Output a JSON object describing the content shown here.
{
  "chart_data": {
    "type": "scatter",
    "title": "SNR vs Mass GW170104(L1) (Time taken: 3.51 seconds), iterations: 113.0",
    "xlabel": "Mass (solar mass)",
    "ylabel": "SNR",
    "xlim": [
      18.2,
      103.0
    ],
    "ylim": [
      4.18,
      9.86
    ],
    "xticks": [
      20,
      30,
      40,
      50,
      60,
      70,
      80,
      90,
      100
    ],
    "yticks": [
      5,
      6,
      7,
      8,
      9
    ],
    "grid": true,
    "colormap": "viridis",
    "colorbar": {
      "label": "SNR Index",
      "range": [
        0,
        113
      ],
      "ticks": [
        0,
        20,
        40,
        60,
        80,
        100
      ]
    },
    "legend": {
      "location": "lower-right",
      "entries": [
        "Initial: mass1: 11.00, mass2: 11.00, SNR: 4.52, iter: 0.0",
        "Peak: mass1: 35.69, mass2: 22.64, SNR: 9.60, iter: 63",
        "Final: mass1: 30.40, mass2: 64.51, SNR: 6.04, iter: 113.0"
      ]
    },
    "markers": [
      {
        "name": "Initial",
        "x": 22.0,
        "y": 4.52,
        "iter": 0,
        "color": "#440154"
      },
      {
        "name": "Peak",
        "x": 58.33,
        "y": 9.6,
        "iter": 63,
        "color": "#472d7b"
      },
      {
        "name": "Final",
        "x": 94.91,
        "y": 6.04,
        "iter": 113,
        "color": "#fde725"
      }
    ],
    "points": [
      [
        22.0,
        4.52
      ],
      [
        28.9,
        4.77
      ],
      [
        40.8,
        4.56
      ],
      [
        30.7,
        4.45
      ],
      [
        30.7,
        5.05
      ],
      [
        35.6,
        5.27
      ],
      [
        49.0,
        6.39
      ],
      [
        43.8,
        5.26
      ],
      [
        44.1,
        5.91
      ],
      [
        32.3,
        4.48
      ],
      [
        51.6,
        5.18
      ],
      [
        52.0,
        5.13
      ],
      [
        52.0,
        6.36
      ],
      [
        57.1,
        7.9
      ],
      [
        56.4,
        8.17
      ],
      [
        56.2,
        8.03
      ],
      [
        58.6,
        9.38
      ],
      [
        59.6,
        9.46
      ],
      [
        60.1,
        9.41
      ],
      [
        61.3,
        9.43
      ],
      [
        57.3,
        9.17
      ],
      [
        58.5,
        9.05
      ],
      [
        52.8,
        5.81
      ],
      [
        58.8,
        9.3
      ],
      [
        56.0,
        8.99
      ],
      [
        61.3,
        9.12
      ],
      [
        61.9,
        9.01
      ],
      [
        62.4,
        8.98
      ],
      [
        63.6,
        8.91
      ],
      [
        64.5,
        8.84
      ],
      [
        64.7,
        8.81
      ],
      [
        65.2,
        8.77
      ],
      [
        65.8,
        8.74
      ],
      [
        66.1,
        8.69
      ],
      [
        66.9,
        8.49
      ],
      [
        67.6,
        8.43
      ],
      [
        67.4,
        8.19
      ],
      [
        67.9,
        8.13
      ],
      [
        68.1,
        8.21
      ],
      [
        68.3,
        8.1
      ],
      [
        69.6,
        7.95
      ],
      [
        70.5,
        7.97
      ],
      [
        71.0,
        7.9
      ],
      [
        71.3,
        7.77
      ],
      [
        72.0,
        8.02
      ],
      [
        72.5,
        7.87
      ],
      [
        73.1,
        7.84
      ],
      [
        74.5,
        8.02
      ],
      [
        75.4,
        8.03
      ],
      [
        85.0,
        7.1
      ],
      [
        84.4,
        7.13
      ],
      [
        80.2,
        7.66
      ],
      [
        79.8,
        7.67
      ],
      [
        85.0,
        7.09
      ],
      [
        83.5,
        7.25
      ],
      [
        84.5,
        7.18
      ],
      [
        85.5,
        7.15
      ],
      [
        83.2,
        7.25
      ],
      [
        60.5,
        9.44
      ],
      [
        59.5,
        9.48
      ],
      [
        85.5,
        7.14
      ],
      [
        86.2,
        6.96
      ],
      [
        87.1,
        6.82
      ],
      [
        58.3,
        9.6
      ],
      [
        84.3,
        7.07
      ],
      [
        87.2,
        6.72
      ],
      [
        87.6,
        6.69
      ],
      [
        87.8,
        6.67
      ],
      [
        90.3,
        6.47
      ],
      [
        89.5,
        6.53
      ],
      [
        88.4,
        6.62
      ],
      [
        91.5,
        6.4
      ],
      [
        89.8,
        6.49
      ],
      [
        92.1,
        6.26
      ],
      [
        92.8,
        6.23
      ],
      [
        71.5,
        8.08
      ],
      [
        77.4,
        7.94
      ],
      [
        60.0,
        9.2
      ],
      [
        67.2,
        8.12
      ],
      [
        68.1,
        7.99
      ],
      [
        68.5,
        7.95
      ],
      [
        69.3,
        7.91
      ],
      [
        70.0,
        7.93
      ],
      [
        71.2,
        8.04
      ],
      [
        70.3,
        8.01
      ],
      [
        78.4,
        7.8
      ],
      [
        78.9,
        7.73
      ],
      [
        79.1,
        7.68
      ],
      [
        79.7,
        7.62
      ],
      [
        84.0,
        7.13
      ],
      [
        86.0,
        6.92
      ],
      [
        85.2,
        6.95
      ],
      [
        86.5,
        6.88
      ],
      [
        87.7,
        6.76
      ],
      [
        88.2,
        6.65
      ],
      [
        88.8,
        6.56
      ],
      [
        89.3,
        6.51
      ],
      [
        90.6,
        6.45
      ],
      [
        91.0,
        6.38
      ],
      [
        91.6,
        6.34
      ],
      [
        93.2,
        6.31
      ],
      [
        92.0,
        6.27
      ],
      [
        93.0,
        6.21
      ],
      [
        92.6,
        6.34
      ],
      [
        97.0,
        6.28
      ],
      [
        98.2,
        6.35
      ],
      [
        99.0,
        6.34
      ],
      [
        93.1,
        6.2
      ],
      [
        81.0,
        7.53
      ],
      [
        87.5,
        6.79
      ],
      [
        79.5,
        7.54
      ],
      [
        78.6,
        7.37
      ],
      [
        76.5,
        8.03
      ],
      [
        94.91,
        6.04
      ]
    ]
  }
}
::::::::::
**THE EXERCISE:**
Scan the material and collect every line that contains "Peak".

**FINAL RESULT:**
        "Peak: mass1: 35.69, mass2: 22.64, SNR: 9.60, iter: 63",
        "name": "Peak",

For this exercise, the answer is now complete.